Saved entries
......
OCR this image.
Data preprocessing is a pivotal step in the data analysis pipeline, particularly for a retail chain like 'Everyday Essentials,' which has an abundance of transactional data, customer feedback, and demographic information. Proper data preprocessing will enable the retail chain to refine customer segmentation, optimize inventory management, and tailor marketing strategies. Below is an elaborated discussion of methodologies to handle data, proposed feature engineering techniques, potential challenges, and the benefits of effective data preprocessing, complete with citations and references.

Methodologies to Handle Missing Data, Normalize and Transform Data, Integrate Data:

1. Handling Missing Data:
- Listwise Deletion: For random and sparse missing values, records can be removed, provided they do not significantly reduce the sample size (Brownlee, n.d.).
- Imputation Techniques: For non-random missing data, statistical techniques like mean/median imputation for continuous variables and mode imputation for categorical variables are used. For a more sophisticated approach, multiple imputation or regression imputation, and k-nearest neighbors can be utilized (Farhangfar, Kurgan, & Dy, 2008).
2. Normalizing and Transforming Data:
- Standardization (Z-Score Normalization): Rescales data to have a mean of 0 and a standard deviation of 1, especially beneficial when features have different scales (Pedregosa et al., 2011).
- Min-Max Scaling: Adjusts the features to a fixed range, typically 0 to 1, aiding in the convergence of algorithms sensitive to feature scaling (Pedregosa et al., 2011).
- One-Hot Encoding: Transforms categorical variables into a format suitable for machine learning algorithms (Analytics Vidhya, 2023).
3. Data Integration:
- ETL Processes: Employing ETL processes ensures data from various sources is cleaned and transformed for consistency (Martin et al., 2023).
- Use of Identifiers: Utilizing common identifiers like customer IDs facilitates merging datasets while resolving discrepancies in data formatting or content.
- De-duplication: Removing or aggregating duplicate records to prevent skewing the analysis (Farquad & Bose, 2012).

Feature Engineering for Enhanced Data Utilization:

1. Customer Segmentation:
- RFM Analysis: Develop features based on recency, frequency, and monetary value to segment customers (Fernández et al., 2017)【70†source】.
......
Tally how many lines of the material contain the word "algorithms". The answer must be the number and nothing else.

2